TO DO
Below are the records. Gather each line that holds "케이스를".

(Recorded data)
-*-*-

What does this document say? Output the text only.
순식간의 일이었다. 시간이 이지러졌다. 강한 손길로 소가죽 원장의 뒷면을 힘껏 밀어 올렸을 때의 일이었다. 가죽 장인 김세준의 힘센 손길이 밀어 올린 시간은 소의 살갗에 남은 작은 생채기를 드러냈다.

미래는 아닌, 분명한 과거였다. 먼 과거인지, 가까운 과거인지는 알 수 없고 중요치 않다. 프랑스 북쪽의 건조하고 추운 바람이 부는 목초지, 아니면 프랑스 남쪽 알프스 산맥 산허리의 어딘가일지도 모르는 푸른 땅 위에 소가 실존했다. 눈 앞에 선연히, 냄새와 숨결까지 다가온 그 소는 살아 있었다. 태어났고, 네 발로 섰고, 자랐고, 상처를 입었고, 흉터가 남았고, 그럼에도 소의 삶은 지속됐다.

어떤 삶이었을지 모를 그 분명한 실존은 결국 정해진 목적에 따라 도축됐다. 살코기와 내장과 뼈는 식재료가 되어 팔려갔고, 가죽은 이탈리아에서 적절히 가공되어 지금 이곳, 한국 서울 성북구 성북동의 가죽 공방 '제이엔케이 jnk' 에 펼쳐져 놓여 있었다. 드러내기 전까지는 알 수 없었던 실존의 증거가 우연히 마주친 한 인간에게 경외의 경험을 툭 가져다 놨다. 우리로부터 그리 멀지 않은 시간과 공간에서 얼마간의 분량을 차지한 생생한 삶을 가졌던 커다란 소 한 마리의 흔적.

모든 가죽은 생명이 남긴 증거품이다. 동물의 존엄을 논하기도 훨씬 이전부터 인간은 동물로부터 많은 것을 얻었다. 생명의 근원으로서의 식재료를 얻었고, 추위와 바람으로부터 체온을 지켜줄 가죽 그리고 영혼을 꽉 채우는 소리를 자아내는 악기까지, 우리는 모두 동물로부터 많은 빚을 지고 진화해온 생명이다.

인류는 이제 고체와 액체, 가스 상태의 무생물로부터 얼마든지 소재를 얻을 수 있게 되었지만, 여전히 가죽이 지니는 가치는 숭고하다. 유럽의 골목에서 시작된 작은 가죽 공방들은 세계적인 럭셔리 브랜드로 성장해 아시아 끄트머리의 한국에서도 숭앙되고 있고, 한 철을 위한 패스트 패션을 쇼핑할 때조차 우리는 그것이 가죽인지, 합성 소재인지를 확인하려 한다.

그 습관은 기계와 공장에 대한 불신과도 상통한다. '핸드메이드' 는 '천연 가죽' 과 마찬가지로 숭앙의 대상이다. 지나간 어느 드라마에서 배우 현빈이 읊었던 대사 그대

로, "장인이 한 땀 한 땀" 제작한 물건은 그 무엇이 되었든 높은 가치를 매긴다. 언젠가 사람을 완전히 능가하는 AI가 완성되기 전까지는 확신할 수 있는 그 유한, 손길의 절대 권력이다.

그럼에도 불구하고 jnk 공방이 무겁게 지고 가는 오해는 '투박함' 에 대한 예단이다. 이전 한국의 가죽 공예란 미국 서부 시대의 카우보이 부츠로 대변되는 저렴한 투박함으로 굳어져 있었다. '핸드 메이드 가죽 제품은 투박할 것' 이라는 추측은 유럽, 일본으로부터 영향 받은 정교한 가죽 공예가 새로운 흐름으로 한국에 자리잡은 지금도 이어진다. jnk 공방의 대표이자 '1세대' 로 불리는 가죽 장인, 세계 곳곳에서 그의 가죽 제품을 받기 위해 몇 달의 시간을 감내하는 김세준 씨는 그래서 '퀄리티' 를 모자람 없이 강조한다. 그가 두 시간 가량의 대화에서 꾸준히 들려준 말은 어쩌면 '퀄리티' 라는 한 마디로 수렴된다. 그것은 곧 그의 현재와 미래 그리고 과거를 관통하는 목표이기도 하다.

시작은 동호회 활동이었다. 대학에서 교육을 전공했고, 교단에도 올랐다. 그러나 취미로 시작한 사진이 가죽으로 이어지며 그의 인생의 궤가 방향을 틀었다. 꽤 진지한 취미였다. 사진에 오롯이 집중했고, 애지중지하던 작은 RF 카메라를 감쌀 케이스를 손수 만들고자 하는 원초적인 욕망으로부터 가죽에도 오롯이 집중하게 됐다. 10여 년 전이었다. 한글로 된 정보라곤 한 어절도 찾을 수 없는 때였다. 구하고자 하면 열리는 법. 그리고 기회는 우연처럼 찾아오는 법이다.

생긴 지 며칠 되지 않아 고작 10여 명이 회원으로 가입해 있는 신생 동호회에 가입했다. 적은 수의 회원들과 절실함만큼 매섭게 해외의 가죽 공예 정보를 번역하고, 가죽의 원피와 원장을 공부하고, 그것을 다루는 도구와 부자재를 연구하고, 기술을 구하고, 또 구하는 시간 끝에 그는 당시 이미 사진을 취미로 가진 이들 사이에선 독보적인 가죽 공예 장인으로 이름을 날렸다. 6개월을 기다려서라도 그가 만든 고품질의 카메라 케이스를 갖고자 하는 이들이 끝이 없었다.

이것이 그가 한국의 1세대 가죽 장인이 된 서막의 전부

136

-*-*-

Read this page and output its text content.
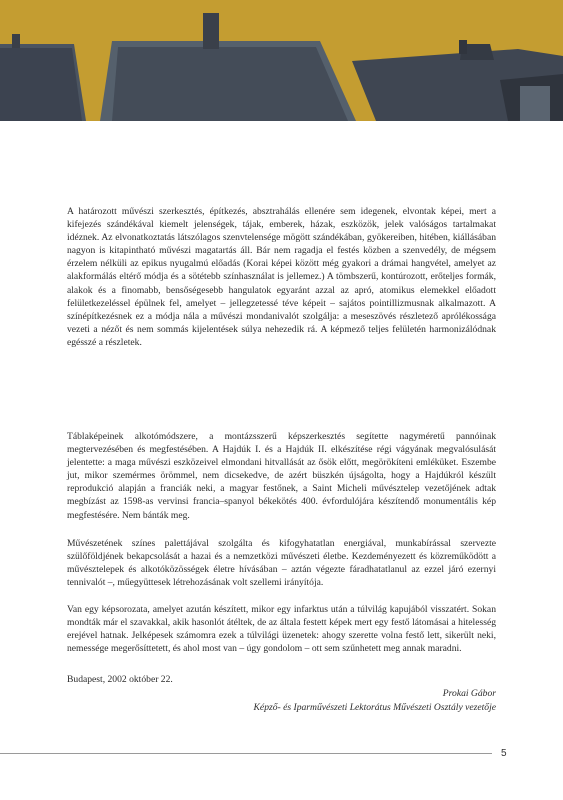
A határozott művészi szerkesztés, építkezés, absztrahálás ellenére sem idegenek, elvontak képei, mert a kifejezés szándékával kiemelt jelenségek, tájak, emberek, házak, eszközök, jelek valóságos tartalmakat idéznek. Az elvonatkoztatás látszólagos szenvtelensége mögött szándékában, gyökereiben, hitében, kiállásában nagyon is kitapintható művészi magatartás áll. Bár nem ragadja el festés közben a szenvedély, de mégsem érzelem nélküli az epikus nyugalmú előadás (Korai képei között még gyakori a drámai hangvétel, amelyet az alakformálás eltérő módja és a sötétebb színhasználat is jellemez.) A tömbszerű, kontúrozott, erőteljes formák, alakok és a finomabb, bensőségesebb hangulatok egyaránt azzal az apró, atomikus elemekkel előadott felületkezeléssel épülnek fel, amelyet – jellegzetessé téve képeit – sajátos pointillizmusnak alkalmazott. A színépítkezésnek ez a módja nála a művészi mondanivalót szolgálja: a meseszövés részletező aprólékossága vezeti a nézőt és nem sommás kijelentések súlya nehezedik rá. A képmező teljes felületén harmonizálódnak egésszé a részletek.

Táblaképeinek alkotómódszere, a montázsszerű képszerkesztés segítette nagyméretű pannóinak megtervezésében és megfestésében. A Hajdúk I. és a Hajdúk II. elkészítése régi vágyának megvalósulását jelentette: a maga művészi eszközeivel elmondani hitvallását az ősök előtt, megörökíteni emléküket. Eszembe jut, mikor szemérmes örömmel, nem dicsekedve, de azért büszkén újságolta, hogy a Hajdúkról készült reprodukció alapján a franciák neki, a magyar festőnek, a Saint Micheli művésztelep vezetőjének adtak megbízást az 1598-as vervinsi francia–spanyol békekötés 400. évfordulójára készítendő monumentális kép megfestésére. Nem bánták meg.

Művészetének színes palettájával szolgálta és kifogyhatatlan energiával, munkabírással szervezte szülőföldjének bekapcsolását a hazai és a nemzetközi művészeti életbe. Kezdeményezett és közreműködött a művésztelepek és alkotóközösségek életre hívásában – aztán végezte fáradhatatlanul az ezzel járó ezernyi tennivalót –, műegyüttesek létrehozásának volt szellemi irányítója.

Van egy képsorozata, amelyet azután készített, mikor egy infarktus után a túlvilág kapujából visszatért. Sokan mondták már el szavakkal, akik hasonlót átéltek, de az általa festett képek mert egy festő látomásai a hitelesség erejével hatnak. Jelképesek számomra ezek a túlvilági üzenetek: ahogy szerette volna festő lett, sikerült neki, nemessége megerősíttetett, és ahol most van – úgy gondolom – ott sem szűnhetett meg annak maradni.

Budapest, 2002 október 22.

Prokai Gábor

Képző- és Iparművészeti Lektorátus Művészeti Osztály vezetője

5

-*-*-

OUTPUT OF THE TASK
시작은 동호회 활동이었다. 대학에서 교육을 전공했고, 교단에도 올랐다. 그러나 취미로 시작한 사진이 가죽으로 이어지며 그의 인생의 궤가 방향을 틀었다. 꽤 진지한 취미였다. 사진에 오롯이 집중했고, 애지중지하던 작은 RF 카메라를 감쌀 케이스를 손수 만들고자 하는 원초적인 욕망으로부터 가죽에도 오롯이 집중하게 됐다. 10여 년 전이었다. 한글로 된 정보라곤 한 어절도 찾을 수 없는 때였다. 구하고자 하면 열리는 법. 그리고 기회는 우연처럼 찾아오는 법이다.
생긴 지 며칠 되지 않아 고작 10여 명이 회원으로 가입해 있는 신생 동호회에 가입했다. 적은 수의 회원들과 절실함만큼 매섭게 해외의 가죽 공예 정보를 번역하고, 가죽의 원피와 원장을 공부하고, 그것을 다루는 도구와 부자재를 연구하고, 기술을 구하고, 또 구하는 시간 끝에 그는 당시 이미 사진을 취미로 가진 이들 사이에선 독보적인 가죽 공예 장인으로 이름을 날렸다. 6개월을 기다려서라도 그가 만든 고품질의 카메라 케이스를 갖고자 하는 이들이 끝이 없었다.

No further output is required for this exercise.